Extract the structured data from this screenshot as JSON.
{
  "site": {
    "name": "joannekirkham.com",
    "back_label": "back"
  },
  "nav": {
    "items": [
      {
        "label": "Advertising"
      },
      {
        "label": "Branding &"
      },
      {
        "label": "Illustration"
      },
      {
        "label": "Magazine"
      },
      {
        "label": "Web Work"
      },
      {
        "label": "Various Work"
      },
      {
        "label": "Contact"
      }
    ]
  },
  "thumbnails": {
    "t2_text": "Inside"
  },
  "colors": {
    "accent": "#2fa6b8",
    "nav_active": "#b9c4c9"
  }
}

• • • • •

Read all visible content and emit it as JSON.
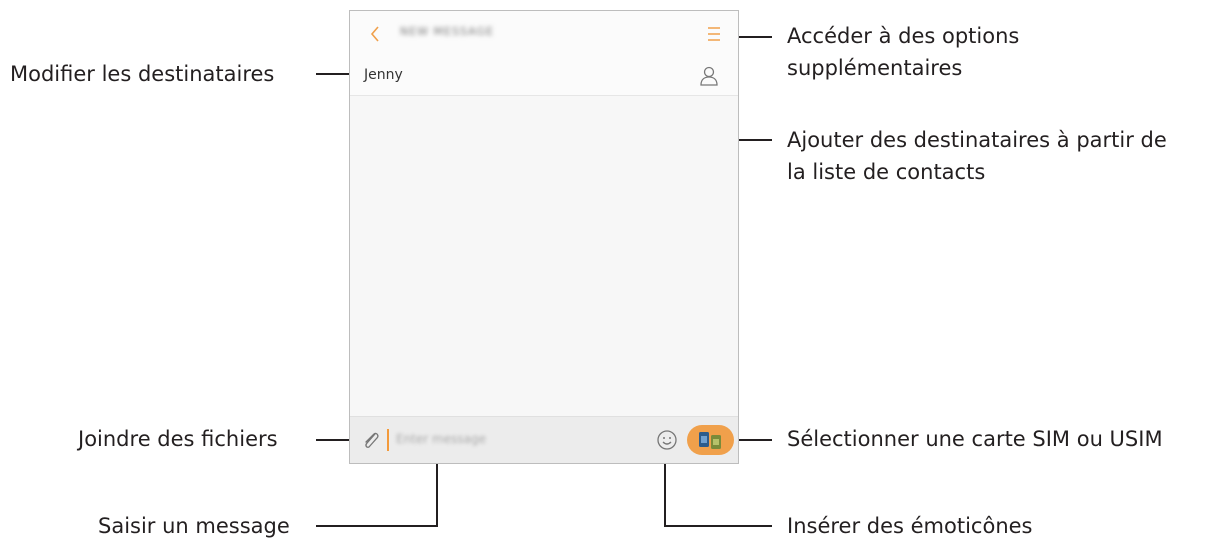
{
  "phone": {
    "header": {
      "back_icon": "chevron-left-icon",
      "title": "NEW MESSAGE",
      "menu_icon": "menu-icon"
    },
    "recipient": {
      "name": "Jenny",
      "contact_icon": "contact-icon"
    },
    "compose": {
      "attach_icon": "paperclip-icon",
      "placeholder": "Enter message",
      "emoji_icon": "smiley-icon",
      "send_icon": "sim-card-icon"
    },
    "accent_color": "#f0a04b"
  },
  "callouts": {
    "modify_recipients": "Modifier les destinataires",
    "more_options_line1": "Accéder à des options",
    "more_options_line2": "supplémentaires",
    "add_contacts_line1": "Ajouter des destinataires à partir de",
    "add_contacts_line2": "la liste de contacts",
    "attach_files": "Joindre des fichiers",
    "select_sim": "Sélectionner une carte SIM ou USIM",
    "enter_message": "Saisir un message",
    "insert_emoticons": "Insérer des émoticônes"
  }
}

• • • • •

[AIM OF THE EXERCISE]: From the records above, report the count of lines containing "destinataires" and nothing more.

[OUTPUT BELOW]: 2